__WHAT IS REQUIRED__
Search the records for the string "students", then copy each line that has it.
########
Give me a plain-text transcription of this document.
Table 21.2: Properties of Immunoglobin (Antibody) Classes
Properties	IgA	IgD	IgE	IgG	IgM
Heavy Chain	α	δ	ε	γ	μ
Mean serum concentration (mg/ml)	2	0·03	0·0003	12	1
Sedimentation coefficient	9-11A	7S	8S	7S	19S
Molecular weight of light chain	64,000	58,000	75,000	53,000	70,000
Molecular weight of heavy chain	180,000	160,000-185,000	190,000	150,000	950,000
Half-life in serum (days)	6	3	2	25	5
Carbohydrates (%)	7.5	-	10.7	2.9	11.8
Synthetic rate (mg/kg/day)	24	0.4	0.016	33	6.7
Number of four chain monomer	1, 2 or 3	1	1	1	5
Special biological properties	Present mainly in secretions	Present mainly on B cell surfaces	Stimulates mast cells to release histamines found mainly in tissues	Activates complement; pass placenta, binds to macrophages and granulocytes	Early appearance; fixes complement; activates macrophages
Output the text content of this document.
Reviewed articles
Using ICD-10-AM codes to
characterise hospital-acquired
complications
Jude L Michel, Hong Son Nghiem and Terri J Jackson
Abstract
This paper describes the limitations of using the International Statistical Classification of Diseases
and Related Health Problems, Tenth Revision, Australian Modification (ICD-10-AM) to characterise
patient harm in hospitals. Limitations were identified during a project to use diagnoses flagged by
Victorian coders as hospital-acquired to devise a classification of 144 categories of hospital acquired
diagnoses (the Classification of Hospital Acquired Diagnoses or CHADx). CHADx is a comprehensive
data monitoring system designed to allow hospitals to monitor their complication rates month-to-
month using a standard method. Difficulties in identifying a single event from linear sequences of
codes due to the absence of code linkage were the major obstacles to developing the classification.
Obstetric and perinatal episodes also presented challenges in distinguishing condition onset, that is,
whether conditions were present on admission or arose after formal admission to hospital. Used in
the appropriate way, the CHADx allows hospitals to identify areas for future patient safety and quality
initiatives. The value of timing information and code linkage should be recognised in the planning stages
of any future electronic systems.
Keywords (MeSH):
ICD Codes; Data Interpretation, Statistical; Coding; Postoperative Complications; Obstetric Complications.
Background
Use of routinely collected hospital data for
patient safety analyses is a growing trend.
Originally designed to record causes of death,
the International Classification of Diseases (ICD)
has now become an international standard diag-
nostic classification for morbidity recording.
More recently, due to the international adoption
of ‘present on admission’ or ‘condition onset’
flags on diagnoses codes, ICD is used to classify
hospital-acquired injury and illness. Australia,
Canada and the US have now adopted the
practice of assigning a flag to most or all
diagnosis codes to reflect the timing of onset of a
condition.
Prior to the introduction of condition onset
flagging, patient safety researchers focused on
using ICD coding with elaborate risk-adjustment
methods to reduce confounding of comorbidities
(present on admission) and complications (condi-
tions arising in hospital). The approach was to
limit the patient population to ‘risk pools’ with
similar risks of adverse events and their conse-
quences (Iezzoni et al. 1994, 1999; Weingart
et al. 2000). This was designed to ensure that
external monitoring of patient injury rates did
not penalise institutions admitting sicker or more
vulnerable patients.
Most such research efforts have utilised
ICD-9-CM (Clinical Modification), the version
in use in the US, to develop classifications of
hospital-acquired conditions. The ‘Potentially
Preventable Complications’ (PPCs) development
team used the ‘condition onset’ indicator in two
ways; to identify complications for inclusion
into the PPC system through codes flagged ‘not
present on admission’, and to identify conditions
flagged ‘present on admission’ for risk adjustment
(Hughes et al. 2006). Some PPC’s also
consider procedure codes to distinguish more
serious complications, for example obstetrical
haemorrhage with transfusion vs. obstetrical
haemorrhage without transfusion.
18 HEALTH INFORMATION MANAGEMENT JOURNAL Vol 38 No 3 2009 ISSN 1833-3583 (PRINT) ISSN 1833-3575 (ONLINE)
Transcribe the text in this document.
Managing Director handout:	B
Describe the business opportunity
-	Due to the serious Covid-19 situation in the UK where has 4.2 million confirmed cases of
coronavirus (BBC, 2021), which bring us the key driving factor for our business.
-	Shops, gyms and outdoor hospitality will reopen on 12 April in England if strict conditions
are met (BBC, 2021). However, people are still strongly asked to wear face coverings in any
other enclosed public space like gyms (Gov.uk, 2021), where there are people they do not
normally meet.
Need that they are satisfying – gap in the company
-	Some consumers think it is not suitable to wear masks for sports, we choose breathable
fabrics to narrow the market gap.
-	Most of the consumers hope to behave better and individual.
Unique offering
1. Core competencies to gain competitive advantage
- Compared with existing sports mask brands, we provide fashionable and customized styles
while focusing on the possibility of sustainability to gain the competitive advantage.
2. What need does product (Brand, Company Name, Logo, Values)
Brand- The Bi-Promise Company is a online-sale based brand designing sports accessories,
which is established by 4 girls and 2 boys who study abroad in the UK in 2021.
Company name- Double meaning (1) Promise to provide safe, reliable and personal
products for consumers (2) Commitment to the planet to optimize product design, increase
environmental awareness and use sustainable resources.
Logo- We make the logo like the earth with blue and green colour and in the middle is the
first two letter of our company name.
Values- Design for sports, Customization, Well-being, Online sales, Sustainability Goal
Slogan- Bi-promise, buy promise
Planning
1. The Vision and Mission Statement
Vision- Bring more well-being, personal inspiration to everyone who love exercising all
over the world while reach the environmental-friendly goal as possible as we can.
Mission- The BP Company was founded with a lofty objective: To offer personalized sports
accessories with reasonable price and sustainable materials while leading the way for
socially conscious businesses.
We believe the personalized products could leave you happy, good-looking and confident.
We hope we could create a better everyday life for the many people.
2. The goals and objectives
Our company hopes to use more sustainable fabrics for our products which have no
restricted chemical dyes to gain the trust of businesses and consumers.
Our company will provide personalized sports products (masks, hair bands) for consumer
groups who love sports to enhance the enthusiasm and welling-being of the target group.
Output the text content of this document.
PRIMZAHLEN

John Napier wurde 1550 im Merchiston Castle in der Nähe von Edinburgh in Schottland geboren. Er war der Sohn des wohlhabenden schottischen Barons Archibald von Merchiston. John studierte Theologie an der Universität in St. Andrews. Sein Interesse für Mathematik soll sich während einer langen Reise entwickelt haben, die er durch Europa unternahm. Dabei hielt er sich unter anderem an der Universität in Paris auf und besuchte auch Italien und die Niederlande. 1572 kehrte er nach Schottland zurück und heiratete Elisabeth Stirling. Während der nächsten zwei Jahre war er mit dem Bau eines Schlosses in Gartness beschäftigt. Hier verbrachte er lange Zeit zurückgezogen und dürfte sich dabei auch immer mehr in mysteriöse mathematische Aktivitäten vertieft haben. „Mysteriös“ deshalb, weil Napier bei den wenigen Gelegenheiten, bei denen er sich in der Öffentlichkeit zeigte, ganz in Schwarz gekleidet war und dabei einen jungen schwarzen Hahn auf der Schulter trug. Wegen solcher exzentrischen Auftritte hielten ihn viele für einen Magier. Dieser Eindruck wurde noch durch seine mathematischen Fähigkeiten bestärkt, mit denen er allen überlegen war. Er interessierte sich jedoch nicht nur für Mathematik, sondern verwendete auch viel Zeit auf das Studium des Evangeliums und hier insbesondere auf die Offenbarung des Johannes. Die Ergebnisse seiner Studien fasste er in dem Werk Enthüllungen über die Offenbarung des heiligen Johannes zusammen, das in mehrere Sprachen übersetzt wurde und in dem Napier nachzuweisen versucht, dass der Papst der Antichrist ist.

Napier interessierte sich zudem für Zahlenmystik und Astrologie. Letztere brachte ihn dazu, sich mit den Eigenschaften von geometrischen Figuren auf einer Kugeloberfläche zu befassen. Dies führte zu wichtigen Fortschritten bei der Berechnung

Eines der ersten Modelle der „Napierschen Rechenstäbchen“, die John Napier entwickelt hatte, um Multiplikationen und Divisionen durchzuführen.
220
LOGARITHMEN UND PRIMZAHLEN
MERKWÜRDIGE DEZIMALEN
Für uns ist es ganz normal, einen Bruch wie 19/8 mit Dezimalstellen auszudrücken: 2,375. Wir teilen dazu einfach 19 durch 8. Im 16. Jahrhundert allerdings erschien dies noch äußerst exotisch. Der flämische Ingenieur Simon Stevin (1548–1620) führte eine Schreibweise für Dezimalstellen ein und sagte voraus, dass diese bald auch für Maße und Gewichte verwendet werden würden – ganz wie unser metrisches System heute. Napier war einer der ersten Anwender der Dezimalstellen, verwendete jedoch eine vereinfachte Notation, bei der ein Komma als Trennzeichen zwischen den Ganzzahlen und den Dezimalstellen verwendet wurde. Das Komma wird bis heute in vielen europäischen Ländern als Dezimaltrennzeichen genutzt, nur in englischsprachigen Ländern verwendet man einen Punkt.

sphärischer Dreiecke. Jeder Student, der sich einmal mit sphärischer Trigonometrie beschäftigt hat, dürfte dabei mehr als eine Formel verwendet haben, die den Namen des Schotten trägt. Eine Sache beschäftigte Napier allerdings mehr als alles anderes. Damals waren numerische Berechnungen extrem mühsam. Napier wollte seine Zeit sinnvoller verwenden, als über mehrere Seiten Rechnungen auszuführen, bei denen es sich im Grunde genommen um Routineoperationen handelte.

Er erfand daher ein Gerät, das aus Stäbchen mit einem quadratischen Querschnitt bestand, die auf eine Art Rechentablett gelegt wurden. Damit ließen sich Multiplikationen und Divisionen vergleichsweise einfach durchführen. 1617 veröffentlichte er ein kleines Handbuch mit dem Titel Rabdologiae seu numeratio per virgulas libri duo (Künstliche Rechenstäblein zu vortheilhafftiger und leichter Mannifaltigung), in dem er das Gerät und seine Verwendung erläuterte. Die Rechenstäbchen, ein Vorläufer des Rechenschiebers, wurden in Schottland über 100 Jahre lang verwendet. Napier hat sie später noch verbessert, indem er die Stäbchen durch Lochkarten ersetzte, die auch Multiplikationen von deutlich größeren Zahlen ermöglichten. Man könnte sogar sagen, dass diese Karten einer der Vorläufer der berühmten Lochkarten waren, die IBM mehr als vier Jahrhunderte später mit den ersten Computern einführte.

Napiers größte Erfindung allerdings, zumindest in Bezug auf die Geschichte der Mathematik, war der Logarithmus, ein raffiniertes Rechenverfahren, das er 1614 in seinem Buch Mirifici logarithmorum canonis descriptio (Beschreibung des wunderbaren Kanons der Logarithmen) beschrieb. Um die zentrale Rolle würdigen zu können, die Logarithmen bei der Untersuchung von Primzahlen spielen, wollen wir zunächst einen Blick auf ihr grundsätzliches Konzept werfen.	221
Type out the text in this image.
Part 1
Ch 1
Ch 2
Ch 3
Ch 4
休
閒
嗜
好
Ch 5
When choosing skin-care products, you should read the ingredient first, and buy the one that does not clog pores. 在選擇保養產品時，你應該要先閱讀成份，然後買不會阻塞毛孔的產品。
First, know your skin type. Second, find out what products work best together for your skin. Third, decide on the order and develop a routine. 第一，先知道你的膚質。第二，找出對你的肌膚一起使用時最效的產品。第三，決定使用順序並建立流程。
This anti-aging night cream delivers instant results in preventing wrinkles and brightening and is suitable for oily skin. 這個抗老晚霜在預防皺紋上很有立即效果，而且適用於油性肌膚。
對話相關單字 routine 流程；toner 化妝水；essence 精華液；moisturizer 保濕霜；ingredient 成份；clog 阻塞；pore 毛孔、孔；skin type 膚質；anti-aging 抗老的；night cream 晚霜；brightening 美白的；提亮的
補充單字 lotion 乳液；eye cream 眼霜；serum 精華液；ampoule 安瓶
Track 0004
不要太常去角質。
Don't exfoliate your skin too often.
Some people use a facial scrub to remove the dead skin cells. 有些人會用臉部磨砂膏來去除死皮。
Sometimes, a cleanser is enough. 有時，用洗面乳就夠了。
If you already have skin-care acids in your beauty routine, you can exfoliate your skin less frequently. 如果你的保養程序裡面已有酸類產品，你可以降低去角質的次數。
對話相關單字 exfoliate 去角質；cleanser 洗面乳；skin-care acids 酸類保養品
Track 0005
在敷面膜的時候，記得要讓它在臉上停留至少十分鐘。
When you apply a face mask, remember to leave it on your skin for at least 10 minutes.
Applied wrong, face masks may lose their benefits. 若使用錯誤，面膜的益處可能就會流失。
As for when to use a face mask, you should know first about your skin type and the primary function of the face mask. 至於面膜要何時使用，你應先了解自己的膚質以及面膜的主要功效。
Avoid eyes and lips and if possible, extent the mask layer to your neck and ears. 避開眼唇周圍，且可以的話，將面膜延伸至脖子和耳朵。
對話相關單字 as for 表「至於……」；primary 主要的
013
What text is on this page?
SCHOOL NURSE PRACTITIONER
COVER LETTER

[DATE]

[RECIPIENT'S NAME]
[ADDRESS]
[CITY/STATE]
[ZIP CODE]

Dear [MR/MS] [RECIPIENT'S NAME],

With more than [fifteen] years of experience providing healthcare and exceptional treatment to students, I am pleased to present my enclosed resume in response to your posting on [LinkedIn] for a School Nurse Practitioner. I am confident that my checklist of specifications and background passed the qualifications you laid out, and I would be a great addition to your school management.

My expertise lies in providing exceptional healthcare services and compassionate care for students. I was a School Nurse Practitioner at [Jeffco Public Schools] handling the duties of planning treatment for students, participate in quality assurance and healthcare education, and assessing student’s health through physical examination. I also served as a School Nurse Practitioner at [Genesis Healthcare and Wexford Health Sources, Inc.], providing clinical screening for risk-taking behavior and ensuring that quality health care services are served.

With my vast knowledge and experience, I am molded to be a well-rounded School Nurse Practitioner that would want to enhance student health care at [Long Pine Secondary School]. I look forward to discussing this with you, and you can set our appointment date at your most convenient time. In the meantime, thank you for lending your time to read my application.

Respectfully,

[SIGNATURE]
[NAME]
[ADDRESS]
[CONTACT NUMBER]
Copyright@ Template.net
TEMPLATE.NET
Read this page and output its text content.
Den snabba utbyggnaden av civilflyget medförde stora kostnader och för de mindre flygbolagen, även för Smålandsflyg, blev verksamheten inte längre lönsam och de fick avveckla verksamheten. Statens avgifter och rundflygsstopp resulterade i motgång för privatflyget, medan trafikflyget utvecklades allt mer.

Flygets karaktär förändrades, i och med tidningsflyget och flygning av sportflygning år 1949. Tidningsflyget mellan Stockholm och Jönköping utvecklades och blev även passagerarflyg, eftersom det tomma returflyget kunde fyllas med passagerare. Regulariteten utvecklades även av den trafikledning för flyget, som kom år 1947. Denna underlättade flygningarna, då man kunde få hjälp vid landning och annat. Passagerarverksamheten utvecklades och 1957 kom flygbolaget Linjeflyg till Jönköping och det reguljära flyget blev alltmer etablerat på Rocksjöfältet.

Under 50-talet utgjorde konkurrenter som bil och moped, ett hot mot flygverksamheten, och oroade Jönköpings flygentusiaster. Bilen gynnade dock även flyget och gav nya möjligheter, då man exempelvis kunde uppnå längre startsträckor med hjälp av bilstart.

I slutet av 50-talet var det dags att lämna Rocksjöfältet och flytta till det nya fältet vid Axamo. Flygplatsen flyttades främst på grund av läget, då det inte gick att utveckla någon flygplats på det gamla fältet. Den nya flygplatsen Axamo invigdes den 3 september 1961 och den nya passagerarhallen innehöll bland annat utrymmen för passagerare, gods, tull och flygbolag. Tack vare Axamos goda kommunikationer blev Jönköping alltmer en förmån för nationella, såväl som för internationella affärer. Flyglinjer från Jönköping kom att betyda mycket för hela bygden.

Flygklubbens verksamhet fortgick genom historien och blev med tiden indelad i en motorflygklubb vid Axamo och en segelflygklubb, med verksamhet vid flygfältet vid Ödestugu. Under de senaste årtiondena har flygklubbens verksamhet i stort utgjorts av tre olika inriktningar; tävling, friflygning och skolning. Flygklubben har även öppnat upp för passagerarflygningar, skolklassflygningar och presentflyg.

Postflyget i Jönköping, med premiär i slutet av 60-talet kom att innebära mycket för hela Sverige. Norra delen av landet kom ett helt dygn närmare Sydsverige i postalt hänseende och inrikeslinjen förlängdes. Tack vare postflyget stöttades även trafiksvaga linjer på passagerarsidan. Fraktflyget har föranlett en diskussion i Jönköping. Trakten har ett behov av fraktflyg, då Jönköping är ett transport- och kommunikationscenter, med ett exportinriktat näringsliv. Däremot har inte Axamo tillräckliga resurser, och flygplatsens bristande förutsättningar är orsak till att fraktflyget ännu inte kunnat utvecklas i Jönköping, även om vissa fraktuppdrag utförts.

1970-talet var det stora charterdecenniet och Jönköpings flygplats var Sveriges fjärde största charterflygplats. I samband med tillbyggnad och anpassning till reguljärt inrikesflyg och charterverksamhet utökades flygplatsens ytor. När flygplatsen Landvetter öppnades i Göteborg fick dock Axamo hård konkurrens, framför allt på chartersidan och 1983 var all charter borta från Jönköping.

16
########
__PROBLEM SOLUTION__
With more than [fifteen] years of experience providing healthcare and exceptional treatment to students, I am pleased to present my enclosed resume in response to your posting on [LinkedIn] for a School Nurse Practitioner. I am confident that my checklist of specifications and background passed the qualifications you laid out, and I would be a great addition to your school management.
My expertise lies in providing exceptional healthcare services and compassionate care for students. I was a School Nurse Practitioner at [Jeffco Public Schools] handling the duties of planning treatment for students, participate in quality assurance and healthcare education, and assessing student’s health through physical examination. I also served as a School Nurse Practitioner at [Genesis Healthcare and Wexford Health Sources, Inc.], providing clinical screening for risk-taking behavior and ensuring that quality health care services are served.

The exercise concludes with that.